* _WORK INSTRUCTIONS_:
Write the material out again exactly as it stands.
↓↓↓
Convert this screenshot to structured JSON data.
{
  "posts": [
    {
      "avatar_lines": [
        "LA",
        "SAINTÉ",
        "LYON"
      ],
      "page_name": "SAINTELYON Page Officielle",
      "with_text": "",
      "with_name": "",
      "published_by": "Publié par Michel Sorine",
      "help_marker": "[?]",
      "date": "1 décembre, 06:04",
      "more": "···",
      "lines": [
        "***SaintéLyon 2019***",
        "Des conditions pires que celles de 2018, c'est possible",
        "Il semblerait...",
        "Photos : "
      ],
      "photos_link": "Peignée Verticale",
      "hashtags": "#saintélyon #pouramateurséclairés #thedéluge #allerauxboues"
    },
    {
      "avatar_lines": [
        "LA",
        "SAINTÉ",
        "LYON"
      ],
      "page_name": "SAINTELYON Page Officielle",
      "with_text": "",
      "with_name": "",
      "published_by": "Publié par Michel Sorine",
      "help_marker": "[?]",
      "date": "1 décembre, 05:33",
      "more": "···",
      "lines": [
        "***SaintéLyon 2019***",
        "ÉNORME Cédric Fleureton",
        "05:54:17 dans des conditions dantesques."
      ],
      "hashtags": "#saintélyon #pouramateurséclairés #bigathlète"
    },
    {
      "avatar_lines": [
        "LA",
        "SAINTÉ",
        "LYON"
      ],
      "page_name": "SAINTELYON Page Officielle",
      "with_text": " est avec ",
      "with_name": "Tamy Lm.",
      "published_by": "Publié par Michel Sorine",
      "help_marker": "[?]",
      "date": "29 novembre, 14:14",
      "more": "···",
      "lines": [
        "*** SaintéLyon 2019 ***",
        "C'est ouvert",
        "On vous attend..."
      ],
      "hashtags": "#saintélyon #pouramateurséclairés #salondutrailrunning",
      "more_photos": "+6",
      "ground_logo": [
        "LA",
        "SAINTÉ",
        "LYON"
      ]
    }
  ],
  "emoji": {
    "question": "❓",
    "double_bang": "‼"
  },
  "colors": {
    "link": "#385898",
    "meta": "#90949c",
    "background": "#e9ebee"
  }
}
↑↑↑
* _FULL SOLUTION_:
Convert this screenshot to structured JSON data.
{
  "posts": [
    {
      "avatar_lines": [
        "LA",
        "SAINTÉ",
        "LYON"
      ],
      "page_name": "SAINTELYON Page Officielle",
      "with_text": "",
      "with_name": "",
      "published_by": "Publié par Michel Sorine",
      "help_marker": "[?]",
      "date": "1 décembre, 06:04",
      "more": "···",
      "lines": [
        "***SaintéLyon 2019***",
        "Des conditions pires que celles de 2018, c'est possible",
        "Il semblerait...",
        "Photos : "
      ],
      "photos_link": "Peignée Verticale",
      "hashtags": "#saintélyon #pouramateurséclairés #thedéluge #allerauxboues"
    },
    {
      "avatar_lines": [
        "LA",
        "SAINTÉ",
        "LYON"
      ],
      "page_name": "SAINTELYON Page Officielle",
      "with_text": "",
      "with_name": "",
      "published_by": "Publié par Michel Sorine",
      "help_marker": "[?]",
      "date": "1 décembre, 05:33",
      "more": "···",
      "lines": [
        "***SaintéLyon 2019***",
        "ÉNORME Cédric Fleureton",
        "05:54:17 dans des conditions dantesques."
      ],
      "hashtags": "#saintélyon #pouramateurséclairés #bigathlète"
    },
    {
      "avatar_lines": [
        "LA",
        "SAINTÉ",
        "LYON"
      ],
      "page_name": "SAINTELYON Page Officielle",
      "with_text": " est avec ",
      "with_name": "Tamy Lm.",
      "published_by": "Publié par Michel Sorine",
      "help_marker": "[?]",
      "date": "29 novembre, 14:14",
      "more": "···",
      "lines": [
        "*** SaintéLyon 2019 ***",
        "C'est ouvert",
        "On vous attend..."
      ],
      "hashtags": "#saintélyon #pouramateurséclairés #salondutrailrunning",
      "more_photos": "+6",
      "ground_logo": [
        "LA",
        "SAINTÉ",
        "LYON"
      ]
    }
  ],
  "emoji": {
    "question": "❓",
    "double_bang": "‼"
  },
  "colors": {
    "link": "#385898",
    "meta": "#90949c",
    "background": "#e9ebee"
  }
}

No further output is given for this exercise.